* [TASK DETAILS]
Set all the material down again unchanged, without the pictures.

### GIVEN DATA

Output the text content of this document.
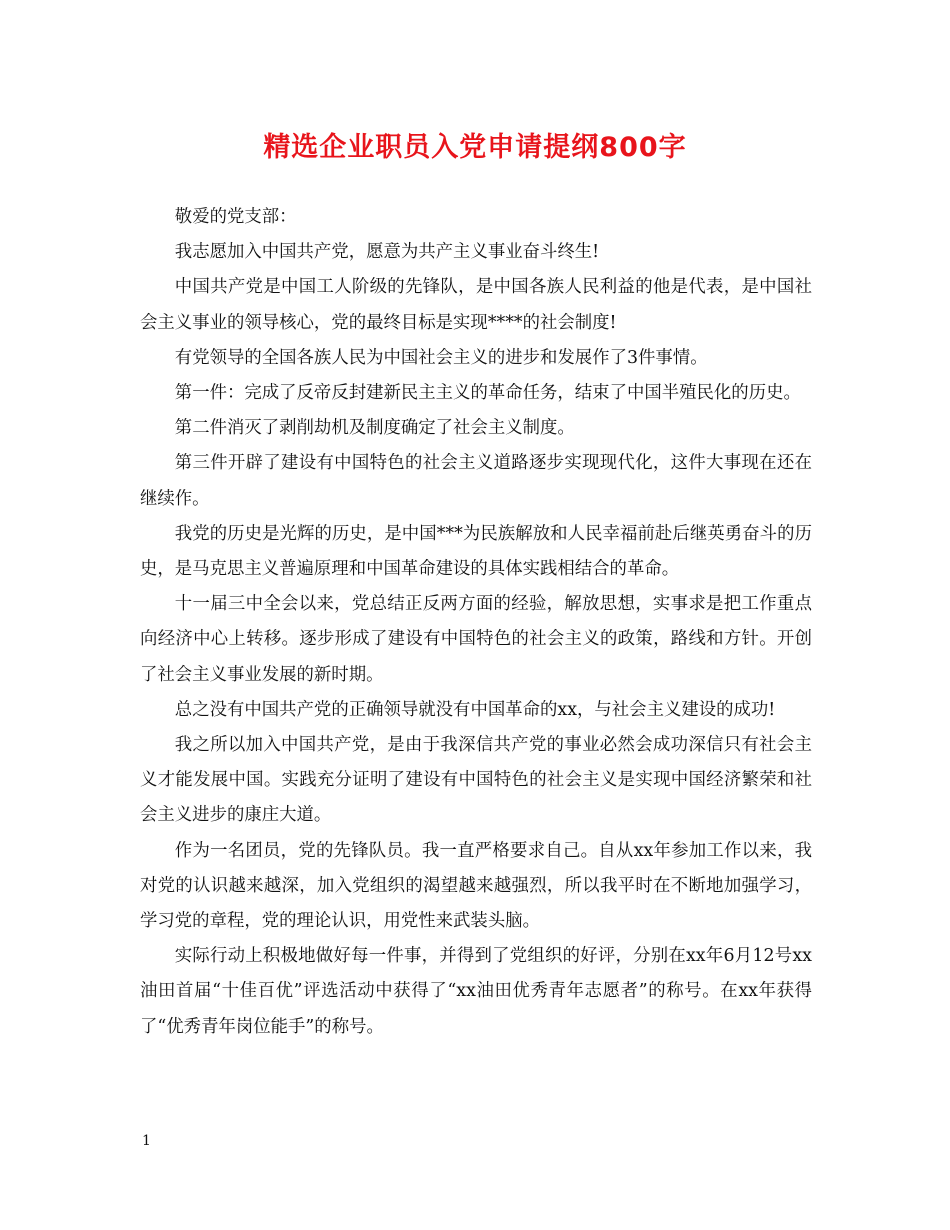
精选企业职员入党申请提纲800字

敬爱的党支部：

我志愿加入中国共产党，愿意为共产主义事业奋斗终生!

中国共产党是中国工人阶级的先锋队，是中国各族人民利益的他是代表，是中国社会主义事业的领导核心，党的最终目标是实现****的社会制度!

有党领导的全国各族人民为中国社会主义的进步和发展作了3件事情。

第一件：完成了反帝反封建新民主主义的革命任务，结束了中国半殖民化的历史。

第二件消灭了剥削劫机及制度确定了社会主义制度。

第三件开辟了建设有中国特色的社会主义道路逐步实现现代化，这件大事现在还在继续作。

我党的历史是光辉的历史，是中国***为民族解放和人民幸福前赴后继英勇奋斗的历史，是马克思主义普遍原理和中国革命建设的具体实践相结合的革命。

十一届三中全会以来，党总结正反两方面的经验，解放思想，实事求是把工作重点向经济中心上转移。逐步形成了建设有中国特色的社会主义的政策，路线和方针。开创了社会主义事业发展的新时期。

总之没有中国共产党的正确领导就没有中国革命的xx，与社会主义建设的成功!

我之所以加入中国共产党，是由于我深信共产党的事业必然会成功深信只有社会主义才能发展中国。实践充分证明了建设有中国特色的社会主义是实现中国经济繁荣和社会主义进步的康庄大道。

作为一名团员，党的先锋队员。我一直严格要求自己。自从xx年参加工作以来，我对党的认识越来越深，加入党组织的渴望越来越强烈，所以我平时在不断地加强学习，学习党的章程，党的理论认识，用党性来武装头脑。

实际行动上积极地做好每一件事，并得到了党组织的好评，分别在xx年6月12号xx油田首届“十佳百优”评选活动中获得了“xx油田优秀青年志愿者”的称号。在xx年获得了“优秀青年岗位能手”的称号。

1
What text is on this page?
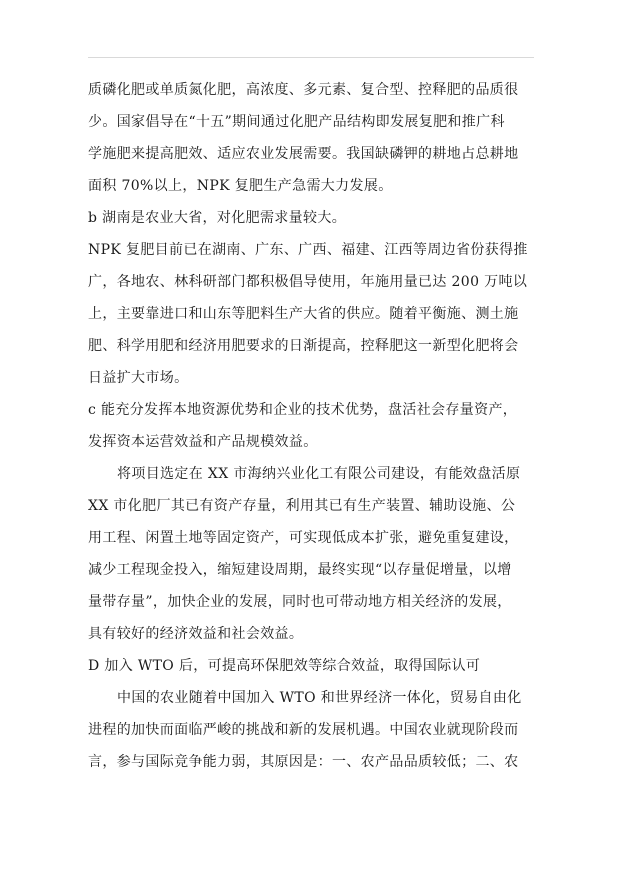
质磷化肥或单质氮化肥，高浓度、多元素、复合型、控释肥的品质很
少。国家倡导在“十五”期间通过化肥产品结构即发展复肥和推广科
学施肥来提高肥效、适应农业发展需要。我国缺磷钾的耕地占总耕地
面积 70%以上，NPK 复肥生产急需大力发展。
b 湖南是农业大省，对化肥需求量较大。
NPK 复肥目前已在湖南、广东、广西、福建、江西等周边省份获得推
广，各地农、林科研部门都积极倡导使用，年施用量已达 200 万吨以
上，主要靠进口和山东等肥料生产大省的供应。随着平衡施、测土施
肥、科学用肥和经济用肥要求的日渐提高，控释肥这一新型化肥将会
日益扩大市场。
c 能充分发挥本地资源优势和企业的技术优势，盘活社会存量资产，
发挥资本运营效益和产品规模效益。
将项目选定在 XX 市海纳兴业化工有限公司建设，有能效盘活原
XX 市化肥厂其已有资产存量，利用其已有生产装置、辅助设施、公
用工程、闲置土地等固定资产，可实现低成本扩张，避免重复建设，
减少工程现金投入，缩短建设周期，最终实现“以存量促增量，以增
量带存量”，加快企业的发展，同时也可带动地方相关经济的发展，
具有较好的经济效益和社会效益。
D 加入 WTO 后，可提高环保肥效等综合效益，取得国际认可
中国的农业随着中国加入 WTO 和世界经济一体化，贸易自由化
进程的加快而面临严峻的挑战和新的发展机遇。中国农业就现阶段而
言，参与国际竞争能力弱，其原因是：一、农产品品质较低；二、农
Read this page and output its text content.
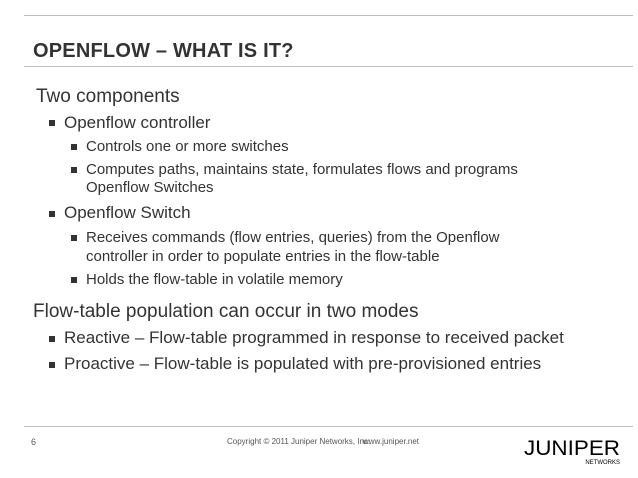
OPENFLOW – WHAT IS IT?
Two components
Openflow controller
Controls one or more switches
Computes paths, maintains state, formulates flows and programs
Openflow Switches
Openflow Switch
Receives commands (flow entries, queries) from the Openflow
controller in order to populate entries in the flow-table
Holds the flow-table in volatile memory
Flow-table population can occur in two modes
Reactive – Flow-table programmed in response to received packet
Proactive – Flow-table is populated with pre-provisioned entries
6	Copyright © 2011 Juniper Networks, Inc.
www.juniper.net	JUNIPER
NETWORKS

######

* [OUTPUT FOR THIS EXERCISE]
Output the text content of this document.
精选企业职员入党申请提纲800字

敬爱的党支部：

我志愿加入中国共产党，愿意为共产主义事业奋斗终生!

中国共产党是中国工人阶级的先锋队，是中国各族人民利益的他是代表，是中国社会主义事业的领导核心，党的最终目标是实现****的社会制度!

有党领导的全国各族人民为中国社会主义的进步和发展作了3件事情。

第一件：完成了反帝反封建新民主主义的革命任务，结束了中国半殖民化的历史。

第二件消灭了剥削劫机及制度确定了社会主义制度。

第三件开辟了建设有中国特色的社会主义道路逐步实现现代化，这件大事现在还在继续作。

我党的历史是光辉的历史，是中国***为民族解放和人民幸福前赴后继英勇奋斗的历史，是马克思主义普遍原理和中国革命建设的具体实践相结合的革命。

十一届三中全会以来，党总结正反两方面的经验，解放思想，实事求是把工作重点向经济中心上转移。逐步形成了建设有中国特色的社会主义的政策，路线和方针。开创了社会主义事业发展的新时期。

总之没有中国共产党的正确领导就没有中国革命的xx，与社会主义建设的成功!

我之所以加入中国共产党，是由于我深信共产党的事业必然会成功深信只有社会主义才能发展中国。实践充分证明了建设有中国特色的社会主义是实现中国经济繁荣和社会主义进步的康庄大道。

作为一名团员，党的先锋队员。我一直严格要求自己。自从xx年参加工作以来，我对党的认识越来越深，加入党组织的渴望越来越强烈，所以我平时在不断地加强学习，学习党的章程，党的理论认识，用党性来武装头脑。

实际行动上积极地做好每一件事，并得到了党组织的好评，分别在xx年6月12号xx油田首届“十佳百优”评选活动中获得了“xx油田优秀青年志愿者”的称号。在xx年获得了“优秀青年岗位能手”的称号。

1
What text is on this page?
质磷化肥或单质氮化肥，高浓度、多元素、复合型、控释肥的品质很
少。国家倡导在“十五”期间通过化肥产品结构即发展复肥和推广科
学施肥来提高肥效、适应农业发展需要。我国缺磷钾的耕地占总耕地
面积 70%以上，NPK 复肥生产急需大力发展。
b 湖南是农业大省，对化肥需求量较大。
NPK 复肥目前已在湖南、广东、广西、福建、江西等周边省份获得推
广，各地农、林科研部门都积极倡导使用，年施用量已达 200 万吨以
上，主要靠进口和山东等肥料生产大省的供应。随着平衡施、测土施
肥、科学用肥和经济用肥要求的日渐提高，控释肥这一新型化肥将会
日益扩大市场。
c 能充分发挥本地资源优势和企业的技术优势，盘活社会存量资产，
发挥资本运营效益和产品规模效益。
将项目选定在 XX 市海纳兴业化工有限公司建设，有能效盘活原
XX 市化肥厂其已有资产存量，利用其已有生产装置、辅助设施、公
用工程、闲置土地等固定资产，可实现低成本扩张，避免重复建设，
减少工程现金投入，缩短建设周期，最终实现“以存量促增量，以增
量带存量”，加快企业的发展，同时也可带动地方相关经济的发展，
具有较好的经济效益和社会效益。
D 加入 WTO 后，可提高环保肥效等综合效益，取得国际认可
中国的农业随着中国加入 WTO 和世界经济一体化，贸易自由化
进程的加快而面临严峻的挑战和新的发展机遇。中国农业就现阶段而
言，参与国际竞争能力弱，其原因是：一、农产品品质较低；二、农
Read this page and output its text content.
OPENFLOW – WHAT IS IT?
Two components
Openflow controller
Controls one or more switches
Computes paths, maintains state, formulates flows and programs
Openflow Switches
Openflow Switch
Receives commands (flow entries, queries) from the Openflow
controller in order to populate entries in the flow-table
Holds the flow-table in volatile memory
Flow-table population can occur in two modes
Reactive – Flow-table programmed in response to received packet
Proactive – Flow-table is populated with pre-provisioned entries
6	Copyright © 2011 Juniper Networks, Inc.
www.juniper.net	JUNIPER
NETWORKS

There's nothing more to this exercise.